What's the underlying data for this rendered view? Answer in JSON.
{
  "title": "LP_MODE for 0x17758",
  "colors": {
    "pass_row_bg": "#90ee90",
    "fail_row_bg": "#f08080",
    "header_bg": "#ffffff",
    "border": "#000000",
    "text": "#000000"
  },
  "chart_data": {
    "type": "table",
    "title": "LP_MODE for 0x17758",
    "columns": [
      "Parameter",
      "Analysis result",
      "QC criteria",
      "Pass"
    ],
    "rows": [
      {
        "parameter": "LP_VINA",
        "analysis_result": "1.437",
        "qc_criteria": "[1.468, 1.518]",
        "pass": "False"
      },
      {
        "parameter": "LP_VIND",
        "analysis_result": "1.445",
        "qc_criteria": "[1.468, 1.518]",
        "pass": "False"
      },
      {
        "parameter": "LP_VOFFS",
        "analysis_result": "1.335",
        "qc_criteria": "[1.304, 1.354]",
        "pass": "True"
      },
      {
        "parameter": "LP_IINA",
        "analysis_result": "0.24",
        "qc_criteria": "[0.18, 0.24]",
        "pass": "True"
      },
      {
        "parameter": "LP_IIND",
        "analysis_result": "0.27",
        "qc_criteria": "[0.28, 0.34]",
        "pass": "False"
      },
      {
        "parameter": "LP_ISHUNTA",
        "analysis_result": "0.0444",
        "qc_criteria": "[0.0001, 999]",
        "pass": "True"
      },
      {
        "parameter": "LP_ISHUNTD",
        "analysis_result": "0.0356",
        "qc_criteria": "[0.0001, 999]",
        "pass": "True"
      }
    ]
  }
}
+ + +
▸ JOB
From the records above, extract everything verbatim.

▸ ANSWER BELOW
What's the underlying data for this rendered view? Answer in JSON.
{
  "title": "LP_MODE for 0x17758",
  "colors": {
    "pass_row_bg": "#90ee90",
    "fail_row_bg": "#f08080",
    "header_bg": "#ffffff",
    "border": "#000000",
    "text": "#000000"
  },
  "chart_data": {
    "type": "table",
    "title": "LP_MODE for 0x17758",
    "columns": [
      "Parameter",
      "Analysis result",
      "QC criteria",
      "Pass"
    ],
    "rows": [
      {
        "parameter": "LP_VINA",
        "analysis_result": "1.437",
        "qc_criteria": "[1.468, 1.518]",
        "pass": "False"
      },
      {
        "parameter": "LP_VIND",
        "analysis_result": "1.445",
        "qc_criteria": "[1.468, 1.518]",
        "pass": "False"
      },
      {
        "parameter": "LP_VOFFS",
        "analysis_result": "1.335",
        "qc_criteria": "[1.304, 1.354]",
        "pass": "True"
      },
      {
        "parameter": "LP_IINA",
        "analysis_result": "0.24",
        "qc_criteria": "[0.18, 0.24]",
        "pass": "True"
      },
      {
        "parameter": "LP_IIND",
        "analysis_result": "0.27",
        "qc_criteria": "[0.28, 0.34]",
        "pass": "False"
      },
      {
        "parameter": "LP_ISHUNTA",
        "analysis_result": "0.0444",
        "qc_criteria": "[0.0001, 999]",
        "pass": "True"
      },
      {
        "parameter": "LP_ISHUNTD",
        "analysis_result": "0.0356",
        "qc_criteria": "[0.0001, 999]",
        "pass": "True"
      }
    ]
  }
}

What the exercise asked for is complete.